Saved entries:
+--

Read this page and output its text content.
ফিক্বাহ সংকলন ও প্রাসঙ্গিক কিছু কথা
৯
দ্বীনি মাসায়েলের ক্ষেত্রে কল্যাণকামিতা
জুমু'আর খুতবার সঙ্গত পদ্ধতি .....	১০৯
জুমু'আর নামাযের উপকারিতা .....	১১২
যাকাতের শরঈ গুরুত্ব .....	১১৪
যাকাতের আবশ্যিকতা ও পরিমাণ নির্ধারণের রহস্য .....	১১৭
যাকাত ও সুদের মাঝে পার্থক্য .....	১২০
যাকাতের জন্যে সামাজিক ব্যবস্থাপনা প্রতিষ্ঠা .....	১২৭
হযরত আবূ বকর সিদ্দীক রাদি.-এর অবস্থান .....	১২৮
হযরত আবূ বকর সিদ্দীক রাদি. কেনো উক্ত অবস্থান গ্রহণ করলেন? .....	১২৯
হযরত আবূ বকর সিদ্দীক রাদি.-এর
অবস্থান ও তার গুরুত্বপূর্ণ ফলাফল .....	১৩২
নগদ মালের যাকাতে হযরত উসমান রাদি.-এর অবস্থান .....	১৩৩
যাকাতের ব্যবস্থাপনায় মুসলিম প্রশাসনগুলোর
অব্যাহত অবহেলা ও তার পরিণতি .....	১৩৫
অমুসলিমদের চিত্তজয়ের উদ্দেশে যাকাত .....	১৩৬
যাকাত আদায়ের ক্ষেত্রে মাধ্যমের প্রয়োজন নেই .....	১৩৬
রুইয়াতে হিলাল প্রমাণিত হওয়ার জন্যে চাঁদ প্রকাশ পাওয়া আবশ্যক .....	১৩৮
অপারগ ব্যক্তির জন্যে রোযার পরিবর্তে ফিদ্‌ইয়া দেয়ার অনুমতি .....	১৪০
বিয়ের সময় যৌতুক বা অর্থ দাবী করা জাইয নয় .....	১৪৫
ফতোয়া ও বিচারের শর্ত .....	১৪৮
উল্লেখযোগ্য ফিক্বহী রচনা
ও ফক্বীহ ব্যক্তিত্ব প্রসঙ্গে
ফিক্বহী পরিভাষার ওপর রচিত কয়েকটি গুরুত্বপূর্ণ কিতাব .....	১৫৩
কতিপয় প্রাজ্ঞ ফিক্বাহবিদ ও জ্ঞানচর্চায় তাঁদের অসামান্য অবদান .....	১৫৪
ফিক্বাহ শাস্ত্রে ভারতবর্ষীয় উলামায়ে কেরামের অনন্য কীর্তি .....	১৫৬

+--

# Objective:
Return what is listed above, exactly and completely.

# Response to the task:
Read this page and output its text content.
ফিক্বাহ সংকলন ও প্রাসঙ্গিক কিছু কথা
৯
দ্বীনি মাসায়েলের ক্ষেত্রে কল্যাণকামিতা
জুমু'আর খুতবার সঙ্গত পদ্ধতি .....	১০৯
জুমু'আর নামাযের উপকারিতা .....	১১২
যাকাতের শরঈ গুরুত্ব .....	১১৪
যাকাতের আবশ্যিকতা ও পরিমাণ নির্ধারণের রহস্য .....	১১৭
যাকাত ও সুদের মাঝে পার্থক্য .....	১২০
যাকাতের জন্যে সামাজিক ব্যবস্থাপনা প্রতিষ্ঠা .....	১২৭
হযরত আবূ বকর সিদ্দীক রাদি.-এর অবস্থান .....	১২৮
হযরত আবূ বকর সিদ্দীক রাদি. কেনো উক্ত অবস্থান গ্রহণ করলেন? .....	১২৯
হযরত আবূ বকর সিদ্দীক রাদি.-এর
অবস্থান ও তার গুরুত্বপূর্ণ ফলাফল .....	১৩২
নগদ মালের যাকাতে হযরত উসমান রাদি.-এর অবস্থান .....	১৩৩
যাকাতের ব্যবস্থাপনায় মুসলিম প্রশাসনগুলোর
অব্যাহত অবহেলা ও তার পরিণতি .....	১৩৫
অমুসলিমদের চিত্তজয়ের উদ্দেশে যাকাত .....	১৩৬
যাকাত আদায়ের ক্ষেত্রে মাধ্যমের প্রয়োজন নেই .....	১৩৬
রুইয়াতে হিলাল প্রমাণিত হওয়ার জন্যে চাঁদ প্রকাশ পাওয়া আবশ্যক .....	১৩৮
অপারগ ব্যক্তির জন্যে রোযার পরিবর্তে ফিদ্‌ইয়া দেয়ার অনুমতি .....	১৪০
বিয়ের সময় যৌতুক বা অর্থ দাবী করা জাইয নয় .....	১৪৫
ফতোয়া ও বিচারের শর্ত .....	১৪৮
উল্লেখযোগ্য ফিক্বহী রচনা
ও ফক্বীহ ব্যক্তিত্ব প্রসঙ্গে
ফিক্বহী পরিভাষার ওপর রচিত কয়েকটি গুরুত্বপূর্ণ কিতাব .....	১৫৩
কতিপয় প্রাজ্ঞ ফিক্বাহবিদ ও জ্ঞানচর্চায় তাঁদের অসামান্য অবদান .....	১৫৪
ফিক্বাহ শাস্ত্রে ভারতবর্ষীয় উলামায়ে কেরামের অনন্য কীর্তি .....	১৫৬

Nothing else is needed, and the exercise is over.